> [Extracted data]:
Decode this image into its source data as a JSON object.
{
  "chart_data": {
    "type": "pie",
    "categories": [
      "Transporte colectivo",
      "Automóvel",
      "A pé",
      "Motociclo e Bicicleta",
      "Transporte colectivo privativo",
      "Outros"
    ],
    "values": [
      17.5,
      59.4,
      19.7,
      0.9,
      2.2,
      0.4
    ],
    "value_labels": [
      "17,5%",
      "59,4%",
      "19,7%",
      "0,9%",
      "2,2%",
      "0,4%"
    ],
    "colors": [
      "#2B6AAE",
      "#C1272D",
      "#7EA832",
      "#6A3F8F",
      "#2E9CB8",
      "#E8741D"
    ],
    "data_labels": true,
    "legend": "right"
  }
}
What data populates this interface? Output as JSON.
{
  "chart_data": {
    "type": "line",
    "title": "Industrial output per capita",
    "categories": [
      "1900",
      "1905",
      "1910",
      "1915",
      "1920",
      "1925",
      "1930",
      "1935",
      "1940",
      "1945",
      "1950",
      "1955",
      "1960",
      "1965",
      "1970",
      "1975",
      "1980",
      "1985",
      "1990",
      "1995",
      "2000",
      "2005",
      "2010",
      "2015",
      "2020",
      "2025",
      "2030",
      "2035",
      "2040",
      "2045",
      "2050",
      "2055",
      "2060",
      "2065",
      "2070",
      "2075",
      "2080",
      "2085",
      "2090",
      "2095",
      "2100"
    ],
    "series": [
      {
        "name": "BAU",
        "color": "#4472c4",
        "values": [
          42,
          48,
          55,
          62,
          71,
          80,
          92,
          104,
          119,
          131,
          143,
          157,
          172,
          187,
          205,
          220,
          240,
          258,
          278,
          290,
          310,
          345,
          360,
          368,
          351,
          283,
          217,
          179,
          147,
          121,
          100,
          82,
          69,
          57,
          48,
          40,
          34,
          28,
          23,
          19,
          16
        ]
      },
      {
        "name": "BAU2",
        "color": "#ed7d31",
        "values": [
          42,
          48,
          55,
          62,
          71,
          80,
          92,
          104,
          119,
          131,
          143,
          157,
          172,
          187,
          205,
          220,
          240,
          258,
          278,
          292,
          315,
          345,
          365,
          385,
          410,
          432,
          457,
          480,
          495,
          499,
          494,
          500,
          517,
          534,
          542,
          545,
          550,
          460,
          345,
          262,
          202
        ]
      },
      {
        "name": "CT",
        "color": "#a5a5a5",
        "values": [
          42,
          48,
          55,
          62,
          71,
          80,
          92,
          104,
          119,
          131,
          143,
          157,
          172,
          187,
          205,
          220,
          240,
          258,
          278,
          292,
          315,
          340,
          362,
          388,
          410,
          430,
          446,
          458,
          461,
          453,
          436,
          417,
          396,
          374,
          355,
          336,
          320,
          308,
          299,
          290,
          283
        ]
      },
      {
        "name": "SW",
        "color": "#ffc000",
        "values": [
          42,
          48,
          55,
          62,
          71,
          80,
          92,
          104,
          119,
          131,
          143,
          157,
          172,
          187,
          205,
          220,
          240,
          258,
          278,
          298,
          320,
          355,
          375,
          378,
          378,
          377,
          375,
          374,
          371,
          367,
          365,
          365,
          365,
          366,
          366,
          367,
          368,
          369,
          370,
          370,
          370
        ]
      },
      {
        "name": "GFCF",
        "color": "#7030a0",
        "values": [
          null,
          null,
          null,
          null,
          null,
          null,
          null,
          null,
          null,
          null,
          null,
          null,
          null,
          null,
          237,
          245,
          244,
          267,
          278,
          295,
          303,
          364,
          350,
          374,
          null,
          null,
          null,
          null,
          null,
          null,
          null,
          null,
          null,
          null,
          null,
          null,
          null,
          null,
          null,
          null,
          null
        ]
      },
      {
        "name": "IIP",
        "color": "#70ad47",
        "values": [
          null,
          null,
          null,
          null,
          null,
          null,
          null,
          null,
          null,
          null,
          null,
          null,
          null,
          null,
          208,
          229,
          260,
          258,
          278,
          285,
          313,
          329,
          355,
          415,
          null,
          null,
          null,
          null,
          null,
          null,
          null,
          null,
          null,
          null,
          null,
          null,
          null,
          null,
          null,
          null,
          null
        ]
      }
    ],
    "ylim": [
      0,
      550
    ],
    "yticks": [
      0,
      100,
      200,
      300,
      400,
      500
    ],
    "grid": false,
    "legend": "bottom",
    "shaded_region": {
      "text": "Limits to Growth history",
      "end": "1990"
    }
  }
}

> [Stated goal]: All of the records must be repeated exactly.

> [Exercise response]:
Decode this image into its source data as a JSON object.
{
  "chart_data": {
    "type": "pie",
    "categories": [
      "Transporte colectivo",
      "Automóvel",
      "A pé",
      "Motociclo e Bicicleta",
      "Transporte colectivo privativo",
      "Outros"
    ],
    "values": [
      17.5,
      59.4,
      19.7,
      0.9,
      2.2,
      0.4
    ],
    "value_labels": [
      "17,5%",
      "59,4%",
      "19,7%",
      "0,9%",
      "2,2%",
      "0,4%"
    ],
    "colors": [
      "#2B6AAE",
      "#C1272D",
      "#7EA832",
      "#6A3F8F",
      "#2E9CB8",
      "#E8741D"
    ],
    "data_labels": true,
    "legend": "right"
  }
}
What data populates this interface? Output as JSON.
{
  "chart_data": {
    "type": "line",
    "title": "Industrial output per capita",
    "categories": [
      "1900",
      "1905",
      "1910",
      "1915",
      "1920",
      "1925",
      "1930",
      "1935",
      "1940",
      "1945",
      "1950",
      "1955",
      "1960",
      "1965",
      "1970",
      "1975",
      "1980",
      "1985",
      "1990",
      "1995",
      "2000",
      "2005",
      "2010",
      "2015",
      "2020",
      "2025",
      "2030",
      "2035",
      "2040",
      "2045",
      "2050",
      "2055",
      "2060",
      "2065",
      "2070",
      "2075",
      "2080",
      "2085",
      "2090",
      "2095",
      "2100"
    ],
    "series": [
      {
        "name": "BAU",
        "color": "#4472c4",
        "values": [
          42,
          48,
          55,
          62,
          71,
          80,
          92,
          104,
          119,
          131,
          143,
          157,
          172,
          187,
          205,
          220,
          240,
          258,
          278,
          290,
          310,
          345,
          360,
          368,
          351,
          283,
          217,
          179,
          147,
          121,
          100,
          82,
          69,
          57,
          48,
          40,
          34,
          28,
          23,
          19,
          16
        ]
      },
      {
        "name": "BAU2",
        "color": "#ed7d31",
        "values": [
          42,
          48,
          55,
          62,
          71,
          80,
          92,
          104,
          119,
          131,
          143,
          157,
          172,
          187,
          205,
          220,
          240,
          258,
          278,
          292,
          315,
          345,
          365,
          385,
          410,
          432,
          457,
          480,
          495,
          499,
          494,
          500,
          517,
          534,
          542,
          545,
          550,
          460,
          345,
          262,
          202
        ]
      },
      {
        "name": "CT",
        "color": "#a5a5a5",
        "values": [
          42,
          48,
          55,
          62,
          71,
          80,
          92,
          104,
          119,
          131,
          143,
          157,
          172,
          187,
          205,
          220,
          240,
          258,
          278,
          292,
          315,
          340,
          362,
          388,
          410,
          430,
          446,
          458,
          461,
          453,
          436,
          417,
          396,
          374,
          355,
          336,
          320,
          308,
          299,
          290,
          283
        ]
      },
      {
        "name": "SW",
        "color": "#ffc000",
        "values": [
          42,
          48,
          55,
          62,
          71,
          80,
          92,
          104,
          119,
          131,
          143,
          157,
          172,
          187,
          205,
          220,
          240,
          258,
          278,
          298,
          320,
          355,
          375,
          378,
          378,
          377,
          375,
          374,
          371,
          367,
          365,
          365,
          365,
          366,
          366,
          367,
          368,
          369,
          370,
          370,
          370
        ]
      },
      {
        "name": "GFCF",
        "color": "#7030a0",
        "values": [
          null,
          null,
          null,
          null,
          null,
          null,
          null,
          null,
          null,
          null,
          null,
          null,
          null,
          null,
          237,
          245,
          244,
          267,
          278,
          295,
          303,
          364,
          350,
          374,
          null,
          null,
          null,
          null,
          null,
          null,
          null,
          null,
          null,
          null,
          null,
          null,
          null,
          null,
          null,
          null,
          null
        ]
      },
      {
        "name": "IIP",
        "color": "#70ad47",
        "values": [
          null,
          null,
          null,
          null,
          null,
          null,
          null,
          null,
          null,
          null,
          null,
          null,
          null,
          null,
          208,
          229,
          260,
          258,
          278,
          285,
          313,
          329,
          355,
          415,
          null,
          null,
          null,
          null,
          null,
          null,
          null,
          null,
          null,
          null,
          null,
          null,
          null,
          null,
          null,
          null,
          null
        ]
      }
    ],
    "ylim": [
      0,
      550
    ],
    "yticks": [
      0,
      100,
      200,
      300,
      400,
      500
    ],
    "grid": false,
    "legend": "bottom",
    "shaded_region": {
      "text": "Limits to Growth history",
      "end": "1990"
    }
  }
}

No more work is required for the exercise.